What the exercise asks: Set down all of the entries word for word, omitting the images they contain.

Source data:
┄┄┄┄┄┄┄┄┄┄┄┄┄┄┄┄┄┄┄┄
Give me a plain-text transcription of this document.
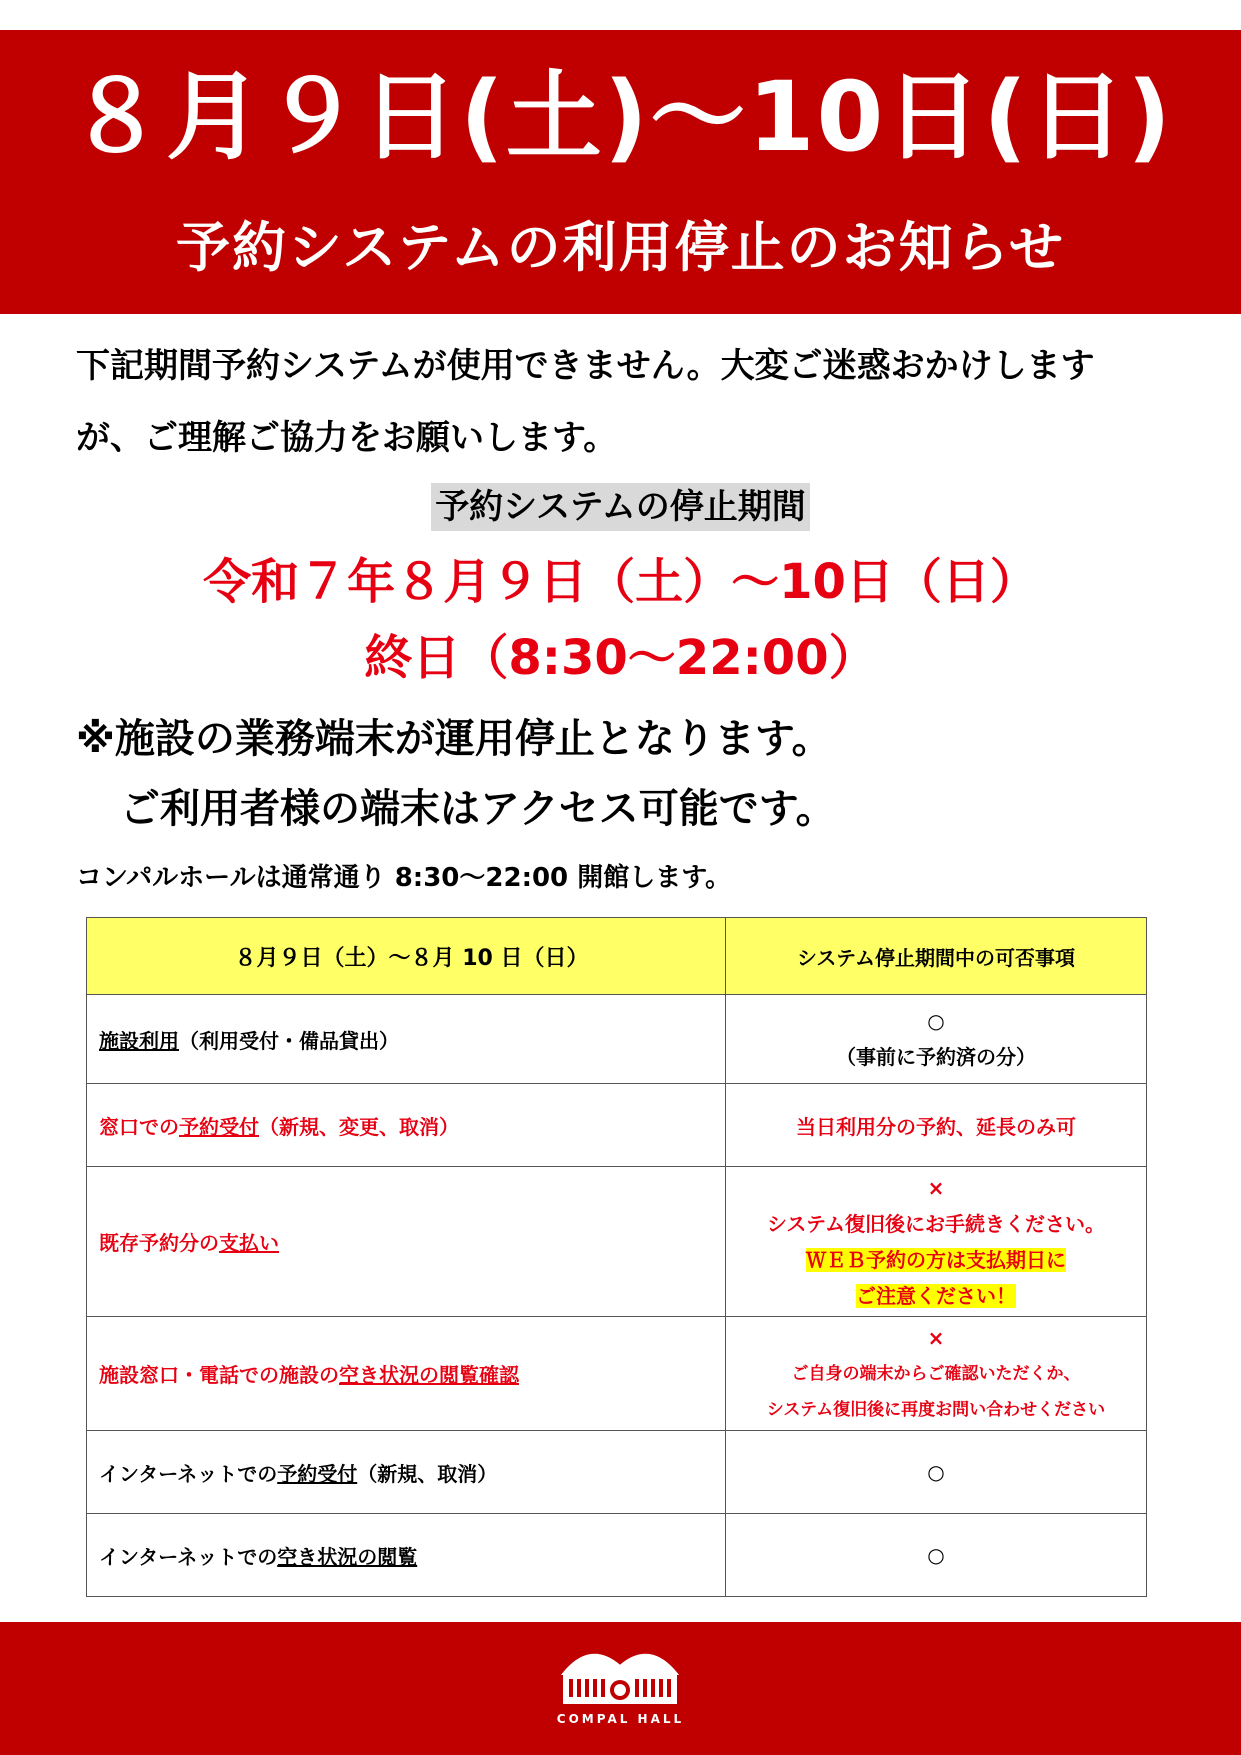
８月９日(土)～10日(日)
予約システムの利用停止のお知らせ
下記期間予約システムが使用できません。大変ご迷惑おかけします
が、ご理解ご協力をお願いします。
予約システムの停止期間
令和７年８月９日（土）～10日（日）
終日（8:30～22:00）
※施設の業務端末が運用停止となります。
ご利用者様の端末はアクセス可能です。
コンパルホールは通常通り 8:30～22:00 開館します。
８月９日（土）～８月 10 日（日）	システム停止期間中の可否事項
施設利用（利用受付・備品貸出）	○
（事前に予約済の分）

窓口での予約受付（新規、変更、取消）	当日利用分の予約、延長のみ可
既存予約分の支払い	×
システム復旧後にお手続きください。
ＷＥＢ予約の方は支払期日に
ご注意ください！

施設窓口・電話での施設の空き状況の閲覧確認	×
ご自身の端末からご確認いただくか、
システム復旧後に再度お問い合わせください

インターネットでの予約受付（新規、取消）	○
インターネットでの空き状況の閲覧	○
COMPAL HALL
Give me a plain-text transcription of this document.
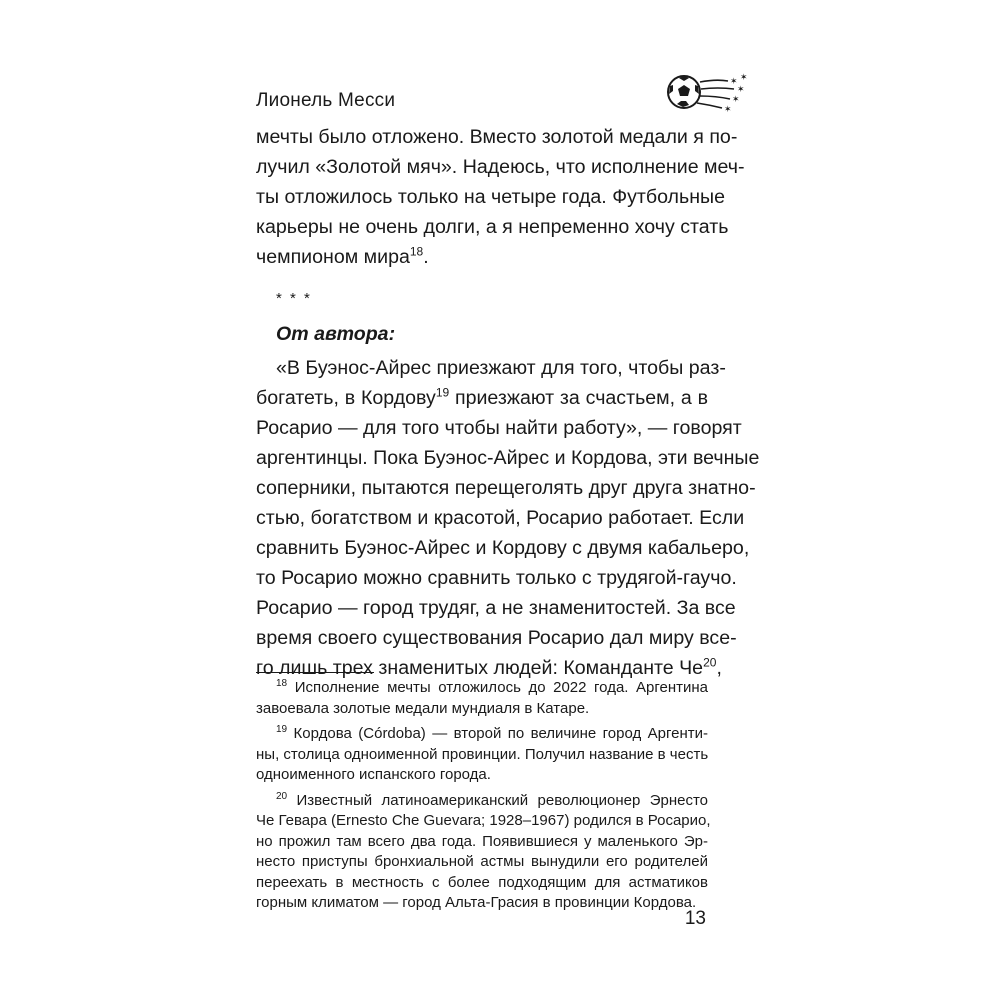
Лионель Месси
✶
✶
✶
✶
✶

мечты было отложено. Вместо золотой медали я по-
лучил «Золотой мяч». Надеюсь, что исполнение меч-
ты отложилось только на четыре года. Футбольные
карьеры не очень долги, а я непременно хочу стать
чемпионом мира$^{18}$.

* * *
От автора:

«В Буэнос-Айрес приезжают для того, чтобы раз-
богатеть, в Кордову$^{19}$ приезжают за счастьем, а в
Росарио — для того чтобы найти работу», — говорят
аргентинцы. Пока Буэнос-Айрес и Кордова, эти вечные
соперники, пытаются перещеголять друг друга знатно-
стью, богатством и красотой, Росарио работает. Если
сравнить Буэнос-Айрес и Кордову с двумя кабальеро,
то Росарио можно сравнить только с трудягой-гаучо.
Росарио — город трудяг, а не знаменитостей. За все
время своего существования Росарио дал миру все-
го лишь трех знаменитых людей: Команданте $Че^{20}$,

$^{18}$ Исполнение мечты отложилось до 2022 года. Аргентина
завоевала золотые медали мундиаля в Катаре.
$^{19}$ Кордова (Córdoba) — второй по величине город Аргенти-
ны, столица одноименной провинции. Получил название в честь
одноименного испанского города.
$^{20}$ Известный латиноамериканский революционер Эрнесто
Че Гевара (Ernesto Che Guevara; 1928–1967) родился в Росарио,
но прожил там всего два года. Появившиеся у маленького Эр-
несто приступы бронхиальной астмы вынудили его родителей
переехать в местность с более подходящим для астматиков
горным климатом — город Альта-Грасия в провинции Кордова.
13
┄┄┄┄┄┄┄┄┄┄┄┄┄┄┄┄┄┄┄┄
Result of the task:
Give me a plain-text transcription of this document.
８月９日(土)～10日(日)
予約システムの利用停止のお知らせ
下記期間予約システムが使用できません。大変ご迷惑おかけします
が、ご理解ご協力をお願いします。
予約システムの停止期間
令和７年８月９日（土）～10日（日）
終日（8:30～22:00）
※施設の業務端末が運用停止となります。
ご利用者様の端末はアクセス可能です。
コンパルホールは通常通り 8:30～22:00 開館します。
８月９日（土）～８月 10 日（日）	システム停止期間中の可否事項
施設利用（利用受付・備品貸出）	○
（事前に予約済の分）

窓口での予約受付（新規、変更、取消）	当日利用分の予約、延長のみ可
既存予約分の支払い	×
システム復旧後にお手続きください。
ＷＥＢ予約の方は支払期日に
ご注意ください！

施設窓口・電話での施設の空き状況の閲覧確認	×
ご自身の端末からご確認いただくか、
システム復旧後に再度お問い合わせください

インターネットでの予約受付（新規、取消）	○
インターネットでの空き状況の閲覧	○
COMPAL HALL
Give me a plain-text transcription of this document.
Лионель Месси
✶
✶
✶
✶
✶

мечты было отложено. Вместо золотой медали я по-
лучил «Золотой мяч». Надеюсь, что исполнение меч-
ты отложилось только на четыре года. Футбольные
карьеры не очень долги, а я непременно хочу стать
чемпионом мира$^{18}$.

* * *
От автора:

«В Буэнос-Айрес приезжают для того, чтобы раз-
богатеть, в Кордову$^{19}$ приезжают за счастьем, а в
Росарио — для того чтобы найти работу», — говорят
аргентинцы. Пока Буэнос-Айрес и Кордова, эти вечные
соперники, пытаются перещеголять друг друга знатно-
стью, богатством и красотой, Росарио работает. Если
сравнить Буэнос-Айрес и Кордову с двумя кабальеро,
то Росарио можно сравнить только с трудягой-гаучо.
Росарио — город трудяг, а не знаменитостей. За все
время своего существования Росарио дал миру все-
го лишь трех знаменитых людей: Команданте $Че^{20}$,

$^{18}$ Исполнение мечты отложилось до 2022 года. Аргентина
завоевала золотые медали мундиаля в Катаре.
$^{19}$ Кордова (Córdoba) — второй по величине город Аргенти-
ны, столица одноименной провинции. Получил название в честь
одноименного испанского города.
$^{20}$ Известный латиноамериканский революционер Эрнесто
Че Гевара (Ernesto Che Guevara; 1928–1967) родился в Росарио,
но прожил там всего два года. Появившиеся у маленького Эр-
несто приступы бронхиальной астмы вынудили его родителей
переехать в местность с более подходящим для астматиков
горным климатом — город Альта-Грасия в провинции Кордова.
13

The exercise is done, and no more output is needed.